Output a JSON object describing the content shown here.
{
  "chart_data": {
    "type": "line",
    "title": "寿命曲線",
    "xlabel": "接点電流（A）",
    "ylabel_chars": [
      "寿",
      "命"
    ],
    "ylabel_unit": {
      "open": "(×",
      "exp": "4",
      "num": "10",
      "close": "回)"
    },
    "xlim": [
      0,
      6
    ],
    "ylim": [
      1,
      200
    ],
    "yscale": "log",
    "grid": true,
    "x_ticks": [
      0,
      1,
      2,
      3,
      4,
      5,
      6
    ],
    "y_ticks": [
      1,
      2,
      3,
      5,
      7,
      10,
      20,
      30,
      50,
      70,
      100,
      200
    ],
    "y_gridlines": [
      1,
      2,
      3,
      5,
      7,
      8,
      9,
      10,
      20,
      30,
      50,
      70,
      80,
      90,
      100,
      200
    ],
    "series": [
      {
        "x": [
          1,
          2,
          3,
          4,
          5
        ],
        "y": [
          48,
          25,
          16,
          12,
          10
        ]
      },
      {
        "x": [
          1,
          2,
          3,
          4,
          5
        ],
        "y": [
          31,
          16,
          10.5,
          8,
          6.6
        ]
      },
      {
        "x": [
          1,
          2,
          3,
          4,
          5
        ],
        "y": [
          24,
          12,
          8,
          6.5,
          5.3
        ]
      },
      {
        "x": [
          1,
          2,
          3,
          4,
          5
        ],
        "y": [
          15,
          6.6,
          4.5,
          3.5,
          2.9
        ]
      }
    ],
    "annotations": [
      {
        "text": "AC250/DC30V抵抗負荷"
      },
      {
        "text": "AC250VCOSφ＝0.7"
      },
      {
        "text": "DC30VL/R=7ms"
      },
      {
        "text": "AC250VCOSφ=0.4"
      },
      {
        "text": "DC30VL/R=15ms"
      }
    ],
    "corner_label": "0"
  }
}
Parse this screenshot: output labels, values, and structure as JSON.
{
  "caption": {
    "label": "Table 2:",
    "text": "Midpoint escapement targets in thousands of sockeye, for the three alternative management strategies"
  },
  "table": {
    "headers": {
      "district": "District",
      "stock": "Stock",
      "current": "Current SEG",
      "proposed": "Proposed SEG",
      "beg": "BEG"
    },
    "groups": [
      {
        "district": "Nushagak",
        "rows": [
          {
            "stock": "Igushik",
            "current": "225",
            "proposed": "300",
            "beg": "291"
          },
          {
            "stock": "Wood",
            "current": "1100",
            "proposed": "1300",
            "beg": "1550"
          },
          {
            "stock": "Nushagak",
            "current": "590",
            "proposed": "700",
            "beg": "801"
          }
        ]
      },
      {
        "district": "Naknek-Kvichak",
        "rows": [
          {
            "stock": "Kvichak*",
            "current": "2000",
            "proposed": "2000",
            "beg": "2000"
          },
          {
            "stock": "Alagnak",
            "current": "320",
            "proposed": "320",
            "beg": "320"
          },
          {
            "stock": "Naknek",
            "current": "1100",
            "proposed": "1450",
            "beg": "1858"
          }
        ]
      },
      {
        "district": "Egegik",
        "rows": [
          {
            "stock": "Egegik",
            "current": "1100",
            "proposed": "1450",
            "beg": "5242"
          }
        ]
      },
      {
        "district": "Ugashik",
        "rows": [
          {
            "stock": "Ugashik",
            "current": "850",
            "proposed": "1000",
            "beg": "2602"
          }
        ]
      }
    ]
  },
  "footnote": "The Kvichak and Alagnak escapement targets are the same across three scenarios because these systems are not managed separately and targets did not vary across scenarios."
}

☆ ☆ ☆ ☆ ☆ ☆ ☆

**STATED EXERCISE**
Exactly reproduce every line of the records.

**ANSWER TO THE PROBLEM**
Output a JSON object describing the content shown here.
{
  "chart_data": {
    "type": "line",
    "title": "寿命曲線",
    "xlabel": "接点電流（A）",
    "ylabel_chars": [
      "寿",
      "命"
    ],
    "ylabel_unit": {
      "open": "(×",
      "exp": "4",
      "num": "10",
      "close": "回)"
    },
    "xlim": [
      0,
      6
    ],
    "ylim": [
      1,
      200
    ],
    "yscale": "log",
    "grid": true,
    "x_ticks": [
      0,
      1,
      2,
      3,
      4,
      5,
      6
    ],
    "y_ticks": [
      1,
      2,
      3,
      5,
      7,
      10,
      20,
      30,
      50,
      70,
      100,
      200
    ],
    "y_gridlines": [
      1,
      2,
      3,
      5,
      7,
      8,
      9,
      10,
      20,
      30,
      50,
      70,
      80,
      90,
      100,
      200
    ],
    "series": [
      {
        "x": [
          1,
          2,
          3,
          4,
          5
        ],
        "y": [
          48,
          25,
          16,
          12,
          10
        ]
      },
      {
        "x": [
          1,
          2,
          3,
          4,
          5
        ],
        "y": [
          31,
          16,
          10.5,
          8,
          6.6
        ]
      },
      {
        "x": [
          1,
          2,
          3,
          4,
          5
        ],
        "y": [
          24,
          12,
          8,
          6.5,
          5.3
        ]
      },
      {
        "x": [
          1,
          2,
          3,
          4,
          5
        ],
        "y": [
          15,
          6.6,
          4.5,
          3.5,
          2.9
        ]
      }
    ],
    "annotations": [
      {
        "text": "AC250/DC30V抵抗負荷"
      },
      {
        "text": "AC250VCOSφ＝0.7"
      },
      {
        "text": "DC30VL/R=7ms"
      },
      {
        "text": "AC250VCOSφ=0.4"
      },
      {
        "text": "DC30VL/R=15ms"
      }
    ],
    "corner_label": "0"
  }
}
Parse this screenshot: output labels, values, and structure as JSON.
{
  "caption": {
    "label": "Table 2:",
    "text": "Midpoint escapement targets in thousands of sockeye, for the three alternative management strategies"
  },
  "table": {
    "headers": {
      "district": "District",
      "stock": "Stock",
      "current": "Current SEG",
      "proposed": "Proposed SEG",
      "beg": "BEG"
    },
    "groups": [
      {
        "district": "Nushagak",
        "rows": [
          {
            "stock": "Igushik",
            "current": "225",
            "proposed": "300",
            "beg": "291"
          },
          {
            "stock": "Wood",
            "current": "1100",
            "proposed": "1300",
            "beg": "1550"
          },
          {
            "stock": "Nushagak",
            "current": "590",
            "proposed": "700",
            "beg": "801"
          }
        ]
      },
      {
        "district": "Naknek-Kvichak",
        "rows": [
          {
            "stock": "Kvichak*",
            "current": "2000",
            "proposed": "2000",
            "beg": "2000"
          },
          {
            "stock": "Alagnak",
            "current": "320",
            "proposed": "320",
            "beg": "320"
          },
          {
            "stock": "Naknek",
            "current": "1100",
            "proposed": "1450",
            "beg": "1858"
          }
        ]
      },
      {
        "district": "Egegik",
        "rows": [
          {
            "stock": "Egegik",
            "current": "1100",
            "proposed": "1450",
            "beg": "5242"
          }
        ]
      },
      {
        "district": "Ugashik",
        "rows": [
          {
            "stock": "Ugashik",
            "current": "850",
            "proposed": "1000",
            "beg": "2602"
          }
        ]
      }
    ]
  },
  "footnote": "The Kvichak and Alagnak escapement targets are the same across three scenarios because these systems are not managed separately and targets did not vary across scenarios."
}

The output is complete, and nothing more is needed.